DATA FOR ANALYSIS –
"""

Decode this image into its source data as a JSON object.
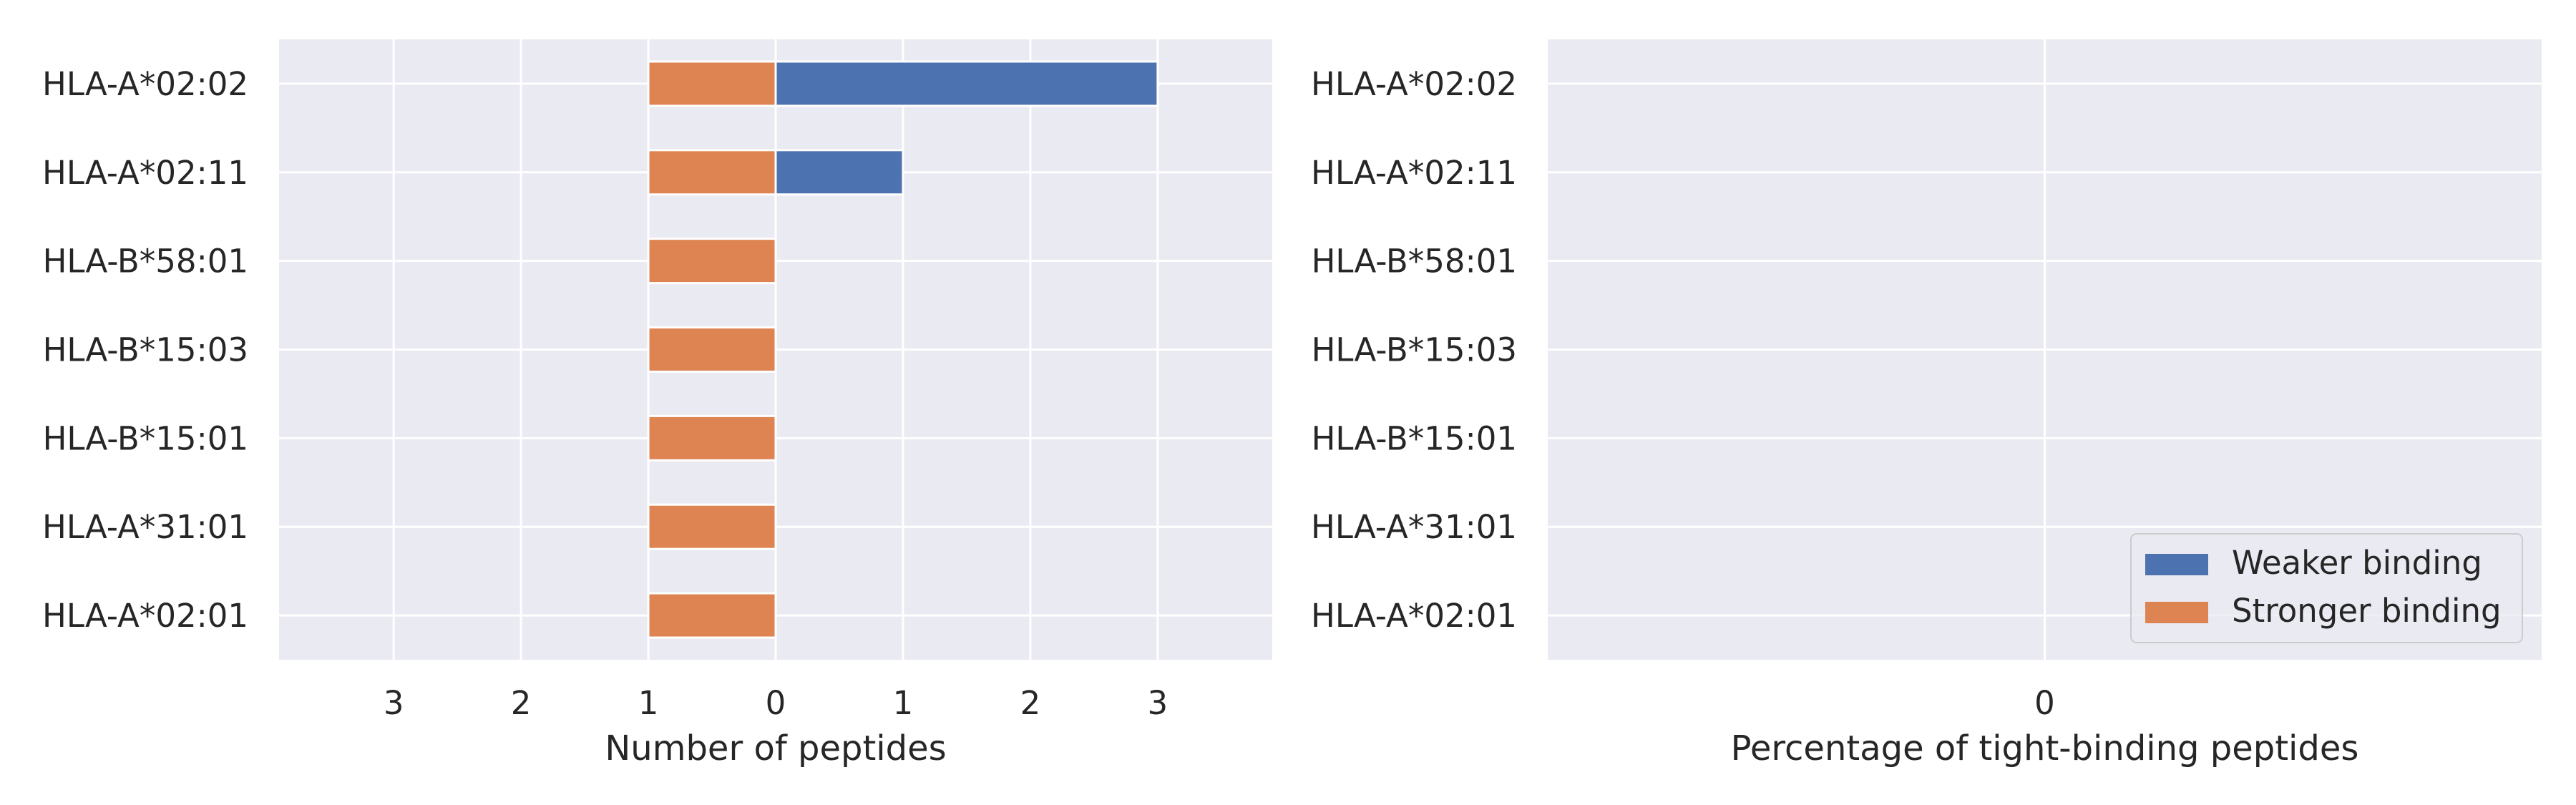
{
  "chart_data": [
    {
      "type": "bar",
      "orientation": "horizontal",
      "stacking": "diverging",
      "categories": [
        "HLA-A*02:02",
        "HLA-A*02:11",
        "HLA-B*58:01",
        "HLA-B*15:03",
        "HLA-B*15:01",
        "HLA-A*31:01",
        "HLA-A*02:01"
      ],
      "series": [
        {
          "name": "Weaker binding",
          "color": "#4c72b0",
          "direction": "right",
          "values": [
            3,
            1,
            0,
            0,
            0,
            0,
            0
          ]
        },
        {
          "name": "Stronger binding",
          "color": "#dd8452",
          "direction": "left",
          "values": [
            1,
            1,
            1,
            1,
            1,
            1,
            1
          ]
        }
      ],
      "xlabel": "Number of peptides",
      "xlim": [
        -3.9,
        3.9
      ],
      "xticks": [
        -3,
        -2,
        -1,
        0,
        1,
        2,
        3
      ],
      "xtick_labels": [
        "3",
        "2",
        "1",
        "0",
        "1",
        "2",
        "3"
      ],
      "grid": true,
      "style": "seaborn-darkgrid"
    },
    {
      "type": "bar",
      "orientation": "horizontal",
      "categories": [
        "HLA-A*02:02",
        "HLA-A*02:11",
        "HLA-B*58:01",
        "HLA-B*15:03",
        "HLA-B*15:01",
        "HLA-A*31:01",
        "HLA-A*02:01"
      ],
      "series": [
        {
          "name": "Weaker binding",
          "color": "#4c72b0",
          "values": [
            0,
            0,
            0,
            0,
            0,
            0,
            0
          ]
        },
        {
          "name": "Stronger binding",
          "color": "#dd8452",
          "values": [
            0,
            0,
            0,
            0,
            0,
            0,
            0
          ]
        }
      ],
      "xlabel": "Percentage of tight-binding peptides",
      "xlim": [
        -1,
        1
      ],
      "xticks": [
        0
      ],
      "xtick_labels": [
        "0"
      ],
      "grid": true,
      "legend": {
        "placement": "bottom-right",
        "entries": [
          "Weaker binding",
          "Stronger binding"
        ]
      },
      "style": "seaborn-darkgrid"
    }
  ]
}
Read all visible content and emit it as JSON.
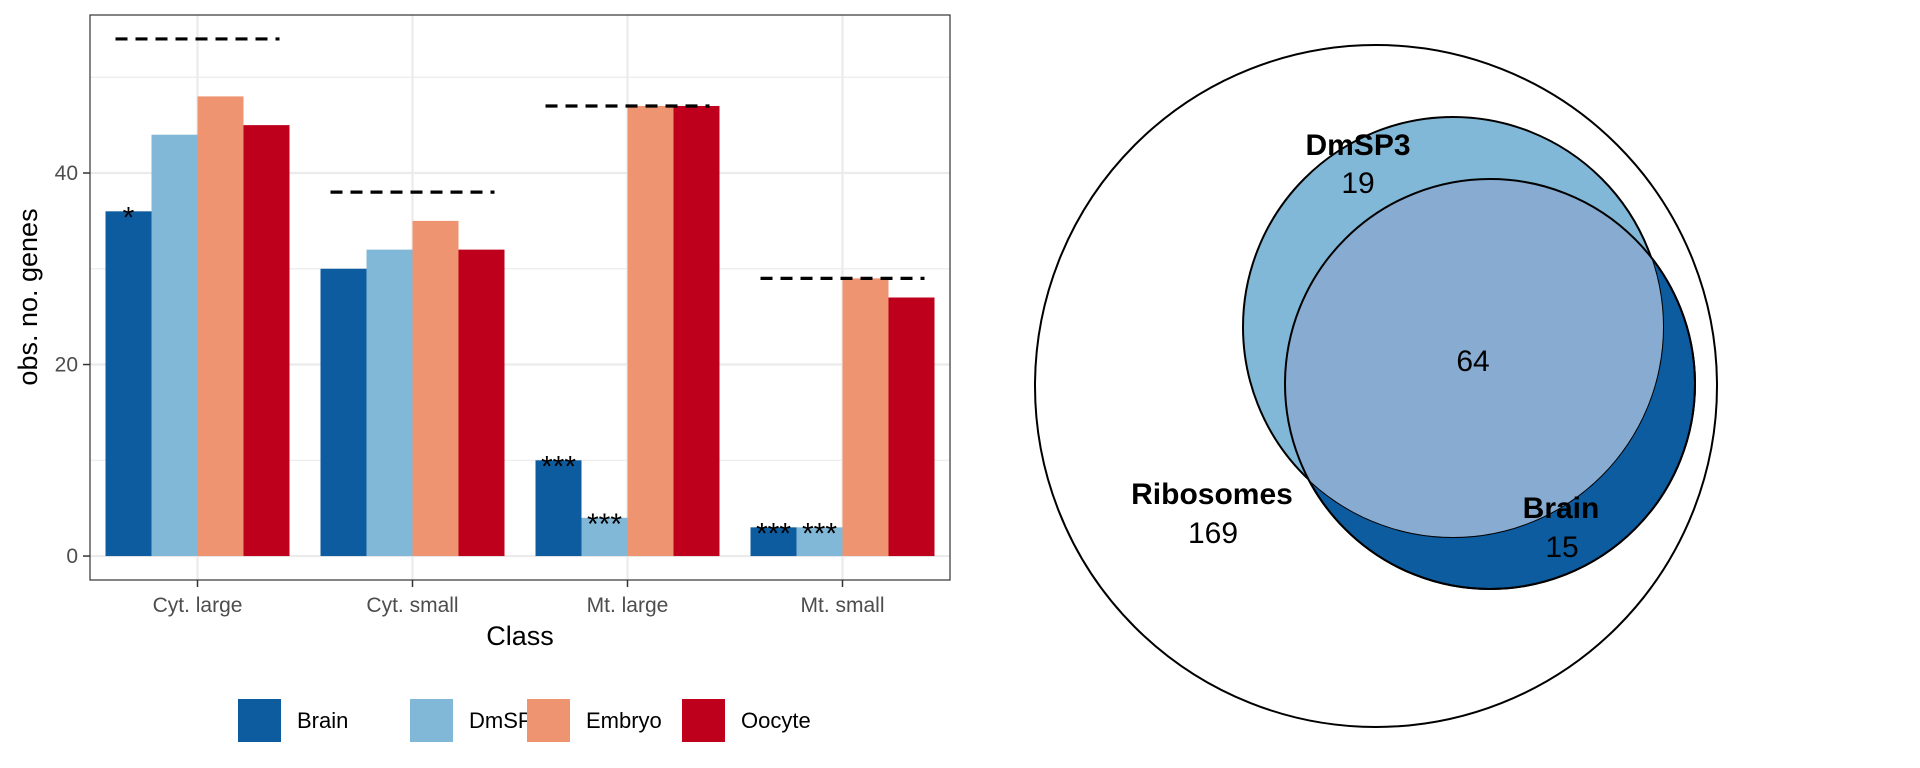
{
  "chart_data": [
    {
      "type": "bar",
      "xlabel": "Class",
      "ylabel": "obs. no. genes",
      "categories": [
        "Cyt. large",
        "Cyt. small",
        "Mt. large",
        "Mt. small"
      ],
      "series": [
        {
          "name": "Brain",
          "color": "#0e5ca0",
          "values": [
            36,
            30,
            10,
            3
          ]
        },
        {
          "name": "DmSP3",
          "color": "#82b8d7",
          "values": [
            44,
            32,
            4,
            3
          ]
        },
        {
          "name": "Embryo",
          "color": "#ef9470",
          "values": [
            48,
            35,
            47,
            29
          ]
        },
        {
          "name": "Oocyte",
          "color": "#be001d",
          "values": [
            45,
            32,
            47,
            27
          ]
        }
      ],
      "expected_lines": [
        54,
        38,
        47,
        29
      ],
      "significance": [
        {
          "category": "Cyt. large",
          "series": "Brain",
          "label": "*"
        },
        {
          "category": "Mt. large",
          "series": "Brain",
          "label": "***"
        },
        {
          "category": "Mt. large",
          "series": "DmSP3",
          "label": "***"
        },
        {
          "category": "Mt. small",
          "series": "Brain",
          "label": "***"
        },
        {
          "category": "Mt. small",
          "series": "DmSP3",
          "label": "***"
        }
      ],
      "yticks": [
        0,
        20,
        40
      ],
      "ylim": [
        -2.5,
        56.5
      ],
      "grid": true,
      "legend_position": "bottom"
    },
    {
      "type": "venn",
      "sets": [
        {
          "name": "Ribosomes",
          "only": 169,
          "color": "#ffffff"
        },
        {
          "name": "DmSP3",
          "only": 19,
          "color": "#82b8d7"
        },
        {
          "name": "Brain",
          "only": 15,
          "color": "#0e5ca0"
        }
      ],
      "intersection": {
        "label": "64",
        "color": "#87abd1"
      }
    }
  ]
}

"""

ASSIGNED TASK – As you read the records above, find each line that contains "small" and copy it.

THE COMPLETED TASK –
        "Cyt. small",
        "Mt. small"
          "category": "Mt. small",
          "category": "Mt. small",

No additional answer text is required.